* _DOCUMENT SECTION_:
The first dsync run of this latest transfer died due to an OOM event on the machine I was running on. I think it was dsync itself that caused the OOM, since this was a pretty isolated machine and nothing else was running there. But I'm not 100% on that. I didn't mention it before, but this is also a single node run.

The sync is restarted and, unfortunately, I'm having similar issues. dsync decided to delete a lot of what it already transferred.

[2023-10-16T11:22:01] Comparing file sizes and modification times of 17155249 items
[2023-10-16T11:22:19] Started   : Oct-16-2023, 11:21:26
[2023-10-16T11:22:19] Completed : Oct-16-2023, 11:22:19
[2023-10-16T11:22:19] Seconds   : 53.312
[2023-10-16T11:22:19] Items     : 17155249
[2023-10-16T11:22:19] Item Rate : 17155249 items in 53.312461 seconds (321786.852653 items/sec)
[2023-10-16T11:22:19] Deleting items from destination
[2023-10-16T11:22:19] Removing 10915151 items

I'm attaching the full output for both the original and the restart for this latest run.

dsync-em1.out.2023-10-16-09-50.txt
dsync-em1.out.2023-10-12-12-52.txt

from mpifileutils.

adammoody commented on September 1, 2024

Ugh, that's frustrating. I suspect that the timestamps for the files on that first run are still not being set correctly.

It looks like the first run successfully completed a number of 100k file-transfer batches before it died (193 batches to be precise).

[2023-10-14T10:56:04] Copied 19300000 of 44656137 items (43.219%)

So at most it should have had to delete about 100k files, which would be the files just from the batch being worked when the run died. Instead, it thought 11m million files needed to be replaced.

It seems like it's either missing setting the timestamps on some files, or perhaps it's hitting an error and not reporting it. I'll review the code again with an eye for those kinds of problem.

You might as well drop --direct for future runs. We now know that doesn't seem to help, and it may slow down your transfers. Thanks for checking that.

Having root ownership left on the directories is expected, because the directory permissions are not updated until all files have been transferred. Since the first run didn't complete, it didn't get a chance to change the ownership on the directories. However, it should have changed ownership and set timestamps on all of those previous files.

* _PROVIDED DATA_:
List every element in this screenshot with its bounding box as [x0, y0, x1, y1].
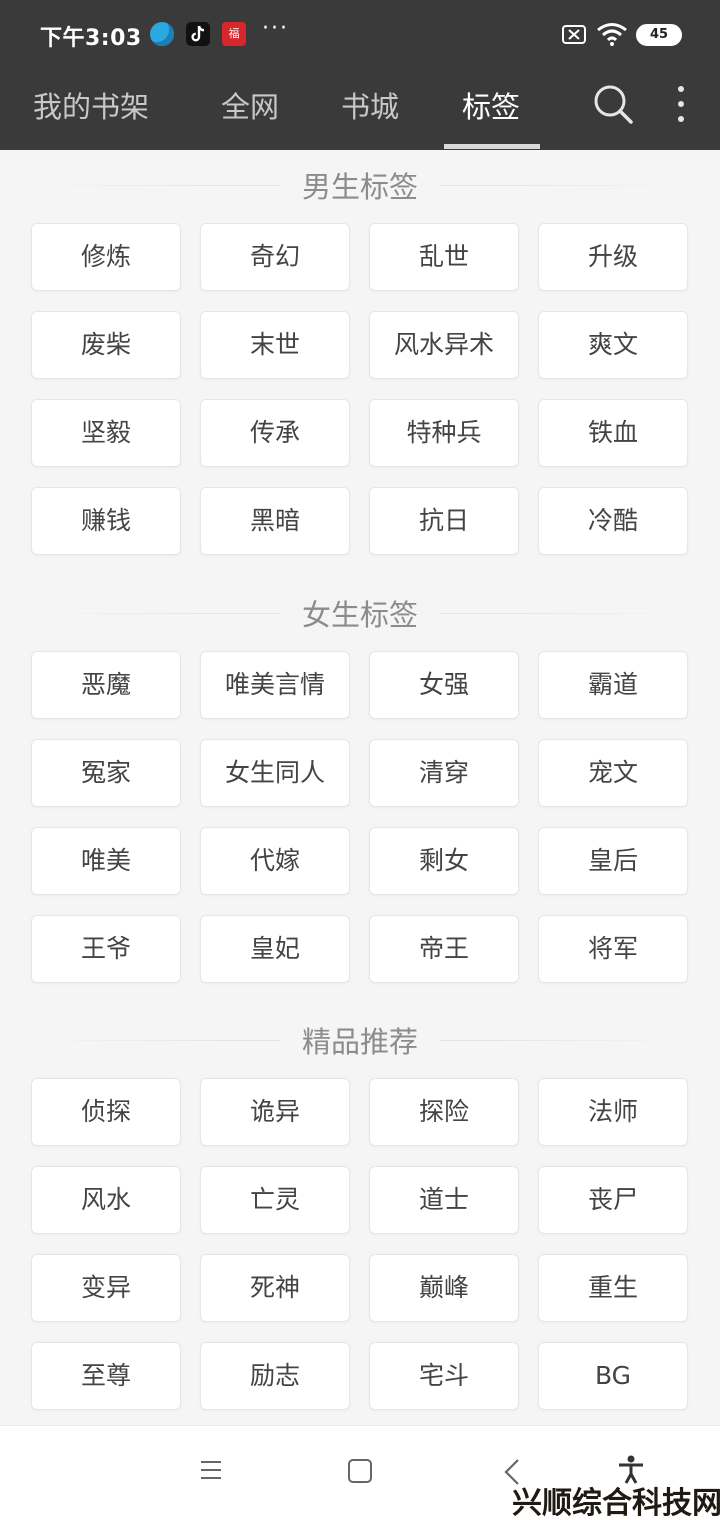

* _TASKS AND EXERCISES_:
• a. According to the dsync thread, how many 100k file-transfer batches did the first run complete before it died?
• b. Continue the dsync thread from its last paragraph.

* _OUTPUTS IN ORDER_:
• a. 193 batches.

• b.
It'd be helpful if we could find a reproducer where you don't have to transfer a ton of data. You mentioned some smaller transfers worked on the first attempt.

Do you have any idea of how large you have to get before you see things break?

from mpifileutils.

dvickernasa commented on September 1, 2024

You might as well drop --direct for future runs. We now know that doesn't seem to help, and it may slow down your transfers. Thanks for checking that.

No problem and I will drop this for future runs.

It'd be helpful if we could find a reproducer where you don't have to transfer a ton of data. You mentioned some smaller transfers worked on the first attempt.

Do you have any idea of how large you have to get before you see things break?

Yes, I agree. I will see if I can find a small-ish dataset to reproduce this.

from mpifileutils.

adammoody commented on September 1, 2024

This will produce some long output, but let's add some debug statements to print info when dsync sets the timestamp on a file.

Can you modify src/common/mfu_io.c to add the printf and preceding formatting lines as shown below and rebuild?

int mfu_utimensat(int dirfd, const char* pathname, const struct timespec times[2], int flags)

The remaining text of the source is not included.